La station Ternes est fermée ? Rassurez-vous, Gaieté est ouverte !"
Dans cette rame de métro bondée qui se dirige poussivement vers le terminus de Charles-de-Gaulle-Etoile, des sourires illuminent soudain les visages fermés des femmes en tailleur et colliers de perles et des hommes en costume-cravate: Vincent, 43 ans, conducteur de métro depuis 15 ans, aime détendre ses passagers de sa voix nasillarde.
Lorsque la rame s'approche de Nation, à l'autre bout de la ligne 2, le conducteur s'empare de son micro et annonce "l'opération sourire, sponsorisée par un grand magasin, qui vous permettra de gagner des chèques-cadeaux". Dans les voitures, affirme-t'il, "se trouvent des collecteurs de sourires, chargés de repérer les gagnants et de leur remettre un prix. Il s'agit peut-être de votre voisin." Personne n'est dupe, mais l'annonce égaie la rame. A l'arrivée, Vincent ouvre la porte de sa cabine et salue les passagers. De temps en temps, l'un d'entre eux lui adresse un petit signe. "Comment allez-vous ? Cela fait longtemps que je ne vous ai pas eu !", lui glisse parfois un habitué.

Données de l'exercice ::
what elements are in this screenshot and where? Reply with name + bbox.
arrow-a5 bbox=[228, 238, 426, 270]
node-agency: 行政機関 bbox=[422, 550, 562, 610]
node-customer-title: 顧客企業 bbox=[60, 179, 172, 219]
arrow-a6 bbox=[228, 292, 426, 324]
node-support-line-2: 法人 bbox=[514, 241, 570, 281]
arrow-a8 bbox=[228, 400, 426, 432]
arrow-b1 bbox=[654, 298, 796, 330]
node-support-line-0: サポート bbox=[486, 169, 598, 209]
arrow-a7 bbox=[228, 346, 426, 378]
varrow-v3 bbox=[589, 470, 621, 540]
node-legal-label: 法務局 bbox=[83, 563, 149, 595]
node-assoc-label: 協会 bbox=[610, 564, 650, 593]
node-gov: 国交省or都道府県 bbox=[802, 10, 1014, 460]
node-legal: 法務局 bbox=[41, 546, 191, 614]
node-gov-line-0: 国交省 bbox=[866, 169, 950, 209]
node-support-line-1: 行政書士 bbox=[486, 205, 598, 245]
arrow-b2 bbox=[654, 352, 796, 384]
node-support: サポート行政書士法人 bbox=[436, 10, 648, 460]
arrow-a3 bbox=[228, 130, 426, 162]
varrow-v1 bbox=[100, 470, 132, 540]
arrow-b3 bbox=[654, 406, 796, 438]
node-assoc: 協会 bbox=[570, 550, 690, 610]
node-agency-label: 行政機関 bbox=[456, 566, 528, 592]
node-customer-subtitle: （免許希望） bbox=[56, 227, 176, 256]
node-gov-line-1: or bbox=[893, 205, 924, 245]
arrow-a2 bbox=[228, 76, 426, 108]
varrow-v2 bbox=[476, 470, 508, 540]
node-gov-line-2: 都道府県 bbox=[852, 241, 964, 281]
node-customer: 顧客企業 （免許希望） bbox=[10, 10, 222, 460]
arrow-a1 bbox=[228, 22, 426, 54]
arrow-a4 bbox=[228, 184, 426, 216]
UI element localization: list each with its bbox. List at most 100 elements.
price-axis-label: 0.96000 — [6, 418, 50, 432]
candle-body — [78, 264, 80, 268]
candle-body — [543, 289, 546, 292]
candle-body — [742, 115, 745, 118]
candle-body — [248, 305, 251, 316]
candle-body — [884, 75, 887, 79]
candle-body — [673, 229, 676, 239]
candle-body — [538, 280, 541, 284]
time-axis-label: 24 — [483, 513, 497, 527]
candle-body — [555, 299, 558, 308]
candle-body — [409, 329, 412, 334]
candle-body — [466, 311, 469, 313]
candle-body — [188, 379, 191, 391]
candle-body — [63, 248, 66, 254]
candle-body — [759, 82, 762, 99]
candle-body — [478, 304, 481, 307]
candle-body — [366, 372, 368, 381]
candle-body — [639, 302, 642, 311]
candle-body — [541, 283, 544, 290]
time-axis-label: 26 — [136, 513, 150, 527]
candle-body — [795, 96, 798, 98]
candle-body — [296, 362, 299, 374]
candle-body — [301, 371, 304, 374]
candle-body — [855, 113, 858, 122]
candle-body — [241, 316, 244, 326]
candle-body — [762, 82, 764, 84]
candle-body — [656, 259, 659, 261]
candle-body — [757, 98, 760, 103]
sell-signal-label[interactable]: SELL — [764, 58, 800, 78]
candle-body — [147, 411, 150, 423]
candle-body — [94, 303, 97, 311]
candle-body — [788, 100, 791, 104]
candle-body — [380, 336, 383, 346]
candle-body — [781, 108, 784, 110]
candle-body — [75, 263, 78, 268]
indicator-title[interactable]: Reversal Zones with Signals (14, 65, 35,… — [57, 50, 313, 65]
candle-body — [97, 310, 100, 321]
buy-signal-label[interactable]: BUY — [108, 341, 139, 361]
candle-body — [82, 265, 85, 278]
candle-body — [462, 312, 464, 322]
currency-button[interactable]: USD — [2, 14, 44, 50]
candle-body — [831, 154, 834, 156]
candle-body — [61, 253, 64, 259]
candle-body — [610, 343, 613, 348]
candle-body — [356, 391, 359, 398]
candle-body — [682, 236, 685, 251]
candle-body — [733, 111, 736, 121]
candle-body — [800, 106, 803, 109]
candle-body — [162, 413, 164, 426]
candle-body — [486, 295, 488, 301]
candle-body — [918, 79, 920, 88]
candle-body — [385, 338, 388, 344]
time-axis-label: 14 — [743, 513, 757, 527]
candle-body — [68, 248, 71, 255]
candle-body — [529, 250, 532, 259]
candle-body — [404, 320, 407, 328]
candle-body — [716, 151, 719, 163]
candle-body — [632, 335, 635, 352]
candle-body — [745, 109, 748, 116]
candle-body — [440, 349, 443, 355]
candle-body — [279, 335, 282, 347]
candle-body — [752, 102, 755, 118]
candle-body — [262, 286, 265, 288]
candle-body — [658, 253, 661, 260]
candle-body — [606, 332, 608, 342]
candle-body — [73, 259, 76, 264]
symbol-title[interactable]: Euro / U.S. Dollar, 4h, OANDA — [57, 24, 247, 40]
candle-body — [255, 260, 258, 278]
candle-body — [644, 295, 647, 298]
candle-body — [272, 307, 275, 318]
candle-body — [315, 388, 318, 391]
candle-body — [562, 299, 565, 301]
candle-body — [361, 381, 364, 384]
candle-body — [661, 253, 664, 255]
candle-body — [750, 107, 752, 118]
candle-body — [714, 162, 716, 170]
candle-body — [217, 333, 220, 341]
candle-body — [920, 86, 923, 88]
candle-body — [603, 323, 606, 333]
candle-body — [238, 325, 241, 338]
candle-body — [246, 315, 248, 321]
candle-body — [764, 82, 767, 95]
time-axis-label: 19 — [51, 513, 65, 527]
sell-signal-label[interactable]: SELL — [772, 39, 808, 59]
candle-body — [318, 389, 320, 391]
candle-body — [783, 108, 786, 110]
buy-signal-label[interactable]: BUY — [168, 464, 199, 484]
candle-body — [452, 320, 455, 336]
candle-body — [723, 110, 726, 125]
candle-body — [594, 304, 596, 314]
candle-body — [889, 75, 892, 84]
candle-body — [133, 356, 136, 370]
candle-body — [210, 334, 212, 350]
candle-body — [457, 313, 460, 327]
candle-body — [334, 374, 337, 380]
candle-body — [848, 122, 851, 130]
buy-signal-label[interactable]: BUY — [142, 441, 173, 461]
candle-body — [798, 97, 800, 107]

Objectif énoncé 1 ::
Reproduisez intégralement et sans aucune modification le texte sur le conducteur de la ligne 2 du métro.
Objectif énoncé 2 ::
Restituez tel quel le passage des enregistrements qui part de leur tout début et se termine par la ligne contenant « candle-body — [188, 379, 191, 391] », celle-ci comprise. Ne donnez rien d'autre.

Solution complète 1 ::
La station Ternes est fermée ? Rassurez-vous, Gaieté est ouverte !"
Dans cette rame de métro bondée qui se dirige poussivement vers le terminus de Charles-de-Gaulle-Etoile, des sourires illuminent soudain les visages fermés des femmes en tailleur et colliers de perles et des hommes en costume-cravate: Vincent, 43 ans, conducteur de métro depuis 15 ans, aime détendre ses passagers de sa voix nasillarde.
Lorsque la rame s'approche de Nation, à l'autre bout de la ligne 2, le conducteur s'empare de son micro et annonce "l'opération sourire, sponsorisée par un grand magasin, qui vous permettra de gagner des chèques-cadeaux". Dans les voitures, affirme-t'il, "se trouvent des collecteurs de sourires, chargés de repérer les gagnants et de leur remettre un prix. Il s'agit peut-être de votre voisin." Personne n'est dupe, mais l'annonce égaie la rame. A l'arrivée, Vincent ouvre la porte de sa cabine et salue les passagers. De temps en temps, l'un d'entre eux lui adresse un petit signe. "Comment allez-vous ? Cela fait longtemps que je ne vous ai pas eu !", lui glisse parfois un habitué.

Solution complète 2 ::
what elements are in this screenshot and where? Reply with name + bbox.
arrow-a5 bbox=[228, 238, 426, 270]
node-agency: 行政機関 bbox=[422, 550, 562, 610]
node-customer-title: 顧客企業 bbox=[60, 179, 172, 219]
arrow-a6 bbox=[228, 292, 426, 324]
node-support-line-2: 法人 bbox=[514, 241, 570, 281]
arrow-a8 bbox=[228, 400, 426, 432]
arrow-b1 bbox=[654, 298, 796, 330]
node-support-line-0: サポート bbox=[486, 169, 598, 209]
arrow-a7 bbox=[228, 346, 426, 378]
varrow-v3 bbox=[589, 470, 621, 540]
node-legal-label: 法務局 bbox=[83, 563, 149, 595]
node-assoc-label: 協会 bbox=[610, 564, 650, 593]
node-gov: 国交省or都道府県 bbox=[802, 10, 1014, 460]
node-legal: 法務局 bbox=[41, 546, 191, 614]
node-gov-line-0: 国交省 bbox=[866, 169, 950, 209]
node-support-line-1: 行政書士 bbox=[486, 205, 598, 245]
arrow-b2 bbox=[654, 352, 796, 384]
node-support: サポート行政書士法人 bbox=[436, 10, 648, 460]
arrow-a3 bbox=[228, 130, 426, 162]
varrow-v1 bbox=[100, 470, 132, 540]
arrow-b3 bbox=[654, 406, 796, 438]
node-assoc: 協会 bbox=[570, 550, 690, 610]
node-agency-label: 行政機関 bbox=[456, 566, 528, 592]
node-customer-subtitle: （免許希望） bbox=[56, 227, 176, 256]
node-gov-line-1: or bbox=[893, 205, 924, 245]
arrow-a2 bbox=[228, 76, 426, 108]
varrow-v2 bbox=[476, 470, 508, 540]
node-gov-line-2: 都道府県 bbox=[852, 241, 964, 281]
node-customer: 顧客企業 （免許希望） bbox=[10, 10, 222, 460]
arrow-a1 bbox=[228, 22, 426, 54]
arrow-a4 bbox=[228, 184, 426, 216]
UI element localization: list each with its bbox. List at most 100 elements.
price-axis-label: 0.96000 — [6, 418, 50, 432]
candle-body — [78, 264, 80, 268]
candle-body — [543, 289, 546, 292]
candle-body — [742, 115, 745, 118]
candle-body — [248, 305, 251, 316]
candle-body — [884, 75, 887, 79]
candle-body — [673, 229, 676, 239]
candle-body — [538, 280, 541, 284]
time-axis-label: 24 — [483, 513, 497, 527]
candle-body — [555, 299, 558, 308]
candle-body — [409, 329, 412, 334]
candle-body — [466, 311, 469, 313]
candle-body — [188, 379, 191, 391]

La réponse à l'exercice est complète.